# Data for this task:

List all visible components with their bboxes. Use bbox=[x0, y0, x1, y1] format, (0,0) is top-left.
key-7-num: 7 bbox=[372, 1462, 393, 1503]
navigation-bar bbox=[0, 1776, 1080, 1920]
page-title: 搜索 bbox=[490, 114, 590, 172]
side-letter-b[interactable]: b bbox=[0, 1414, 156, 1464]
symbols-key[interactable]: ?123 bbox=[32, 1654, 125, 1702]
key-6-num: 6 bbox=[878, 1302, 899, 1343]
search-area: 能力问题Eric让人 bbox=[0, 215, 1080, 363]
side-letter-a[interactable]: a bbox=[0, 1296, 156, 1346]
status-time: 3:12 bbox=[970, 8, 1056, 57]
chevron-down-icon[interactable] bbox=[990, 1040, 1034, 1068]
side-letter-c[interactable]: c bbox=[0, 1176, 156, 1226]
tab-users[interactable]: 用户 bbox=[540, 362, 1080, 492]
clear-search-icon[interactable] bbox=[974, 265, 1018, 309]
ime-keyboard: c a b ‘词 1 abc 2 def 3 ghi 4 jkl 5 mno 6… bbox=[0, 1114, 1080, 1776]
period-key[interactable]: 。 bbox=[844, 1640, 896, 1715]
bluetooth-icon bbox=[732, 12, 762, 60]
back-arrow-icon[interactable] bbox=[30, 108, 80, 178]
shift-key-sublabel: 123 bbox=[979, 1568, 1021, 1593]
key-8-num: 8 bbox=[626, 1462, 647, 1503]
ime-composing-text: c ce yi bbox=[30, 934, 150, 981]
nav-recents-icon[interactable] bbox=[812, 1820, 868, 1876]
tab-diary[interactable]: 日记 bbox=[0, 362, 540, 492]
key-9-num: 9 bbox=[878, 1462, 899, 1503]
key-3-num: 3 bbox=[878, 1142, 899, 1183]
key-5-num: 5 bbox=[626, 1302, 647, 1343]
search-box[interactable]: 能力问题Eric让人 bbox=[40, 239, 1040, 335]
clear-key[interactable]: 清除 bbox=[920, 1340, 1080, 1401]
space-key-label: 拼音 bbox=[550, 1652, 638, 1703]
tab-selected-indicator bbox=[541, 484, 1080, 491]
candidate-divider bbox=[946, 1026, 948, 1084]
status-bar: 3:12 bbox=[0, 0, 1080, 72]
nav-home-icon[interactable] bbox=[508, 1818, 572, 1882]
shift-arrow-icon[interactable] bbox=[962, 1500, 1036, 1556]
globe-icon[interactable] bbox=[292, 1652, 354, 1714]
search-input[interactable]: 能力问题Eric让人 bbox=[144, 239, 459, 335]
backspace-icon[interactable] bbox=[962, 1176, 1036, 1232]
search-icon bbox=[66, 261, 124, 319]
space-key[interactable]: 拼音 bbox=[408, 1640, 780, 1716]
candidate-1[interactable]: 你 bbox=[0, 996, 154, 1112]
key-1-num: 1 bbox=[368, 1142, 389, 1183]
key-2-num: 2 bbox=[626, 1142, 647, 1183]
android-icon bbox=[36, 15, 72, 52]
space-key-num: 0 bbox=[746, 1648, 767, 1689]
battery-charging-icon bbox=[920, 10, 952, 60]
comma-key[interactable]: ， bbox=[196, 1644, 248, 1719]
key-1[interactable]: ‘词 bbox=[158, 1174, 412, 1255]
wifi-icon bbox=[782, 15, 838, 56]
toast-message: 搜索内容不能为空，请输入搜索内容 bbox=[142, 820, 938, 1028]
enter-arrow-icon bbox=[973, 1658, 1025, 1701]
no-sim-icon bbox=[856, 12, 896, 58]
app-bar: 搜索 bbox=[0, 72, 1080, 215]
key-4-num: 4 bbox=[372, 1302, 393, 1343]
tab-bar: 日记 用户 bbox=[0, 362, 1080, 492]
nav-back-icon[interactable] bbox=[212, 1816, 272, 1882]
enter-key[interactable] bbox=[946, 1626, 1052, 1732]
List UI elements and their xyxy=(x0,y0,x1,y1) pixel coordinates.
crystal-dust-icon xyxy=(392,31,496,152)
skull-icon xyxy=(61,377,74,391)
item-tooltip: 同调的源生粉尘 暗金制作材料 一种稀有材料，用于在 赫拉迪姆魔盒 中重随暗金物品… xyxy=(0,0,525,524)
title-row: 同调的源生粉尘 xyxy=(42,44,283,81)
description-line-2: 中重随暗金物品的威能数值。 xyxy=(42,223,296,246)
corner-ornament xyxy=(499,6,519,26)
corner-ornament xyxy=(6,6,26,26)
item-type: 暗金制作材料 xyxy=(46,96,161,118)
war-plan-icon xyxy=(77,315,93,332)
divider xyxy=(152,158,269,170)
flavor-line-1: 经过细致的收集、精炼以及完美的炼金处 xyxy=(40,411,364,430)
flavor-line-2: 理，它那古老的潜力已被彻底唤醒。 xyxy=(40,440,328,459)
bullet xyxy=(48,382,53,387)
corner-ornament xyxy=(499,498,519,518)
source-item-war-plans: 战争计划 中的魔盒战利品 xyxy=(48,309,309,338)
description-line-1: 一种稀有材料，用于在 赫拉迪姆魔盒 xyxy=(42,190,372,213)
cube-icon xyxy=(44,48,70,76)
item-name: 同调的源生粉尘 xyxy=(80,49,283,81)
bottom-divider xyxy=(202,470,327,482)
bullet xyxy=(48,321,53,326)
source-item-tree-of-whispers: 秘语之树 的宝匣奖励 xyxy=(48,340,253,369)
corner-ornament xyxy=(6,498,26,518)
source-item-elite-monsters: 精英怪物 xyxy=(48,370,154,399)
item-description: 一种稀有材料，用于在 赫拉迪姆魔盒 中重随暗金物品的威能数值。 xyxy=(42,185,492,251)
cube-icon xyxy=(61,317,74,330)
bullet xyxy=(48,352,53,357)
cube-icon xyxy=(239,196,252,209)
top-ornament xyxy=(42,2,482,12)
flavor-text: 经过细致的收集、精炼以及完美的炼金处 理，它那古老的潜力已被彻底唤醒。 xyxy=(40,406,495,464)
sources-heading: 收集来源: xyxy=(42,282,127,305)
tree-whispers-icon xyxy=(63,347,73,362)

# Aim:
Format the lines from the first one through the line that contains "bluetooth-icon bbox=[732, 12, 762, 60]" as a JSON list of strings, with one string per line and blank lines left out.

# In response:
[
  "List all visible components with their bboxes. Use bbox=[x0, y0, x1, y1] format, (0,0) is top-left.",
  "key-7-num: 7 bbox=[372, 1462, 393, 1503]",
  "navigation-bar bbox=[0, 1776, 1080, 1920]",
  "page-title: 搜索 bbox=[490, 114, 590, 172]",
  "side-letter-b[interactable]: b bbox=[0, 1414, 156, 1464]",
  "symbols-key[interactable]: ?123 bbox=[32, 1654, 125, 1702]",
  "key-6-num: 6 bbox=[878, 1302, 899, 1343]",
  "search-area: 能力问题Eric让人 bbox=[0, 215, 1080, 363]",
  "side-letter-a[interactable]: a bbox=[0, 1296, 156, 1346]",
  "status-time: 3:12 bbox=[970, 8, 1056, 57]",
  "chevron-down-icon[interactable] bbox=[990, 1040, 1034, 1068]",
  "side-letter-c[interactable]: c bbox=[0, 1176, 156, 1226]",
  "tab-users[interactable]: 用户 bbox=[540, 362, 1080, 492]",
  "clear-search-icon[interactable] bbox=[974, 265, 1018, 309]",
  "ime-keyboard: c a b ‘词 1 abc 2 def 3 ghi 4 jkl 5 mno 6… bbox=[0, 1114, 1080, 1776]",
  "period-key[interactable]: 。 bbox=[844, 1640, 896, 1715]",
  "bluetooth-icon bbox=[732, 12, 762, 60]"
]